(DIRECTIVE)
In the entries below, find every line holding the string "this" and collect it.
[EXERCISE MATERIAL start]
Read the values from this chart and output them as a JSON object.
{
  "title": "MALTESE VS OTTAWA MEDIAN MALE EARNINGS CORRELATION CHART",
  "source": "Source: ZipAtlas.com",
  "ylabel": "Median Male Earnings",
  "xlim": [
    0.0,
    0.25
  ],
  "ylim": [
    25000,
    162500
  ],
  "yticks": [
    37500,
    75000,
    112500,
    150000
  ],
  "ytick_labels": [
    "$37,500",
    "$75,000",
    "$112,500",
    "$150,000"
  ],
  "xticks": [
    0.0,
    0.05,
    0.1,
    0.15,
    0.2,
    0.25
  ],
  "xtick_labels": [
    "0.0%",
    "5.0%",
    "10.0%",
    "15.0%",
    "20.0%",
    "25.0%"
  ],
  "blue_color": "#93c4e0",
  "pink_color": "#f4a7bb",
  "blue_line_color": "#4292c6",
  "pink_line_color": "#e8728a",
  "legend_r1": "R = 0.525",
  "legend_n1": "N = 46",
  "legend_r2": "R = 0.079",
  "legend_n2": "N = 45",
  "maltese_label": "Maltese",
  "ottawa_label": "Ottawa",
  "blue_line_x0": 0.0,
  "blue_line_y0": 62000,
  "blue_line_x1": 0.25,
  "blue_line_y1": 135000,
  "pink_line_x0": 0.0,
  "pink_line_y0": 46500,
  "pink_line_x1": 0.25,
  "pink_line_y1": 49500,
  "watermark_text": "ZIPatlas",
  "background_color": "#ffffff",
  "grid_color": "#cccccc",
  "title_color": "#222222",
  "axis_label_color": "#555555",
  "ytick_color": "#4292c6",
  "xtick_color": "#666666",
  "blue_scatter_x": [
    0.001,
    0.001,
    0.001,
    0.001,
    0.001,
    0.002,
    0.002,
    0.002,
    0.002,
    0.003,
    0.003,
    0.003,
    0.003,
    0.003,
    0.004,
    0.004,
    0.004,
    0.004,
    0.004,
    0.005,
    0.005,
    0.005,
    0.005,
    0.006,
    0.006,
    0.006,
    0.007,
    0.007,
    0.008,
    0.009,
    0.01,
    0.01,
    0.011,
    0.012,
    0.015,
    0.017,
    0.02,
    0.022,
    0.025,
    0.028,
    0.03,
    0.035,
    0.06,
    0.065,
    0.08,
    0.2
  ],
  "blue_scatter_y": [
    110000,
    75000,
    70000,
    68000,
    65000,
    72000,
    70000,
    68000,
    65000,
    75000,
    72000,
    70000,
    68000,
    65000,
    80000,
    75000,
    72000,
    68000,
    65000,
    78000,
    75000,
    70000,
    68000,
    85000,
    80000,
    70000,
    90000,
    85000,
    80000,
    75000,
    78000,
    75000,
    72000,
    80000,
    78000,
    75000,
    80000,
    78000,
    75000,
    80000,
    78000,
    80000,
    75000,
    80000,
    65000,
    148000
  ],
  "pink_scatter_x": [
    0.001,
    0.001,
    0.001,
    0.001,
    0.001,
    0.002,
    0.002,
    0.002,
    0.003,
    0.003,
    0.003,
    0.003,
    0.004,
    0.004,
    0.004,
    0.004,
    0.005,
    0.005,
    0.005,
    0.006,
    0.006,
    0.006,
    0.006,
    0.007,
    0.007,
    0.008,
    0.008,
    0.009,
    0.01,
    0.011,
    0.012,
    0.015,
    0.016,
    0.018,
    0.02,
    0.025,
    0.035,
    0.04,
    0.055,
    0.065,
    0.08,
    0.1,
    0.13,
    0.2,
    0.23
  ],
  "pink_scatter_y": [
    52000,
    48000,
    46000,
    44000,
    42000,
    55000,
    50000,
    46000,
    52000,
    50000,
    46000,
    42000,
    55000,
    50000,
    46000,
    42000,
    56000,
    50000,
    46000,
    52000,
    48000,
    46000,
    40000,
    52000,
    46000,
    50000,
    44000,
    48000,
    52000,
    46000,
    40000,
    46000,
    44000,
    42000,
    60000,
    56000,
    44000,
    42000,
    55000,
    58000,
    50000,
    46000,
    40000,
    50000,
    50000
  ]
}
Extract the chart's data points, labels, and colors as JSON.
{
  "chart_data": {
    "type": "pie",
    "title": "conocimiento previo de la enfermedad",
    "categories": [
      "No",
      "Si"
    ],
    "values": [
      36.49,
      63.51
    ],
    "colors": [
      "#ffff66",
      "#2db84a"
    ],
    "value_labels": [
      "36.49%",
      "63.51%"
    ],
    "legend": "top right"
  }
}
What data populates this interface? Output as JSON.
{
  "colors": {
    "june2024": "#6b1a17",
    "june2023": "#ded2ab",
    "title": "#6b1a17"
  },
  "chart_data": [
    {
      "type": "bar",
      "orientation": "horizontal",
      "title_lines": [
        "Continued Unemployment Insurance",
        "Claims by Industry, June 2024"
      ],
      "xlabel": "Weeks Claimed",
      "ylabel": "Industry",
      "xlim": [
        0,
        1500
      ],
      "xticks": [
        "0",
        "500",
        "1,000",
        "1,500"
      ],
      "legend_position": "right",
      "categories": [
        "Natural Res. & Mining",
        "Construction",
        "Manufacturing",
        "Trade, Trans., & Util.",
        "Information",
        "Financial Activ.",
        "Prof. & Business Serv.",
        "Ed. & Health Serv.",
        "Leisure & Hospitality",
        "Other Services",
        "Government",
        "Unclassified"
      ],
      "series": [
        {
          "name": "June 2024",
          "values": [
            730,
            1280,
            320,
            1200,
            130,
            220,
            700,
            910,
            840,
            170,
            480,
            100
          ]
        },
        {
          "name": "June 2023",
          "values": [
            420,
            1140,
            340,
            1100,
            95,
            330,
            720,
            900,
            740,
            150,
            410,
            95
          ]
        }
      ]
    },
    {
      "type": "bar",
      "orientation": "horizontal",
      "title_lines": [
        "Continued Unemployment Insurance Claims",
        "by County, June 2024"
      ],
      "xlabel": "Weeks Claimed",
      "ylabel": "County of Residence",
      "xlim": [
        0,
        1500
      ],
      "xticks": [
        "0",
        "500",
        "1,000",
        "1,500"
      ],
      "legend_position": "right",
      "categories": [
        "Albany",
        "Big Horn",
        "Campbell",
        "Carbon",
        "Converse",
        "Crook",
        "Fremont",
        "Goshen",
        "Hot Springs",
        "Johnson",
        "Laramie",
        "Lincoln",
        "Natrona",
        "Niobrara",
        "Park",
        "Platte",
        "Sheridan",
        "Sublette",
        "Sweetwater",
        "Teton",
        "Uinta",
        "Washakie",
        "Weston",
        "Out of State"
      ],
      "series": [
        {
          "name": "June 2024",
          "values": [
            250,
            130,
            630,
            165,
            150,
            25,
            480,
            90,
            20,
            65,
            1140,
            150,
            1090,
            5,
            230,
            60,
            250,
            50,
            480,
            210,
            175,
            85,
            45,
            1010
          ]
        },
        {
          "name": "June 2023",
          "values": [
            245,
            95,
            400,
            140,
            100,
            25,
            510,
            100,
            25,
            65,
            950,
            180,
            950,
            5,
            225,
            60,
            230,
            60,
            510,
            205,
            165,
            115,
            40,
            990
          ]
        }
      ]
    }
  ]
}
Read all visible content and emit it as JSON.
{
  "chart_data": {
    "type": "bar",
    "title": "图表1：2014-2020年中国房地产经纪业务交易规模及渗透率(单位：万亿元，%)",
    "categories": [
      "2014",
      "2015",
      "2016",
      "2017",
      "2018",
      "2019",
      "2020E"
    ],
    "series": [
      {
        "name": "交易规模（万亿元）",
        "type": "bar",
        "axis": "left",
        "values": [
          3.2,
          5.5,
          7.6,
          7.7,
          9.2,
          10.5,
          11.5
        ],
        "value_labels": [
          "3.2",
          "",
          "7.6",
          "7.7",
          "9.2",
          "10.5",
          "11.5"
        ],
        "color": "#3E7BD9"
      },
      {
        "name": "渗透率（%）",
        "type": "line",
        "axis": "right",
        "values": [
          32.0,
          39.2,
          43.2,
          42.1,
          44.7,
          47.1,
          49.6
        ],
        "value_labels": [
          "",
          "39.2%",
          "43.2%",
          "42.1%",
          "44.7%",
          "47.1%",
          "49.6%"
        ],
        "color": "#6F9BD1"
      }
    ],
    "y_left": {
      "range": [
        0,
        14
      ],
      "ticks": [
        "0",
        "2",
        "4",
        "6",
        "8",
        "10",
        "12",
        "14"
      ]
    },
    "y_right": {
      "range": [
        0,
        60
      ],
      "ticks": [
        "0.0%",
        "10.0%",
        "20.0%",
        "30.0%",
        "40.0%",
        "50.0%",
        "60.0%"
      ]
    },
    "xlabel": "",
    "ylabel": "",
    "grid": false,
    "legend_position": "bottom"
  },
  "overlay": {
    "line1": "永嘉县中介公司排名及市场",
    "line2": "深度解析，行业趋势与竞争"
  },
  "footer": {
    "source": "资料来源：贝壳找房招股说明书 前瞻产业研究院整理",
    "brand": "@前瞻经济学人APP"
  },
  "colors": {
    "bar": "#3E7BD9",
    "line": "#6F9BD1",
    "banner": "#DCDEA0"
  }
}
[EXERCISE MATERIAL end]
(EXPECTED ANSWER)
Read the values from this chart and output them as a JSON object.
What data populates this interface? Output as JSON.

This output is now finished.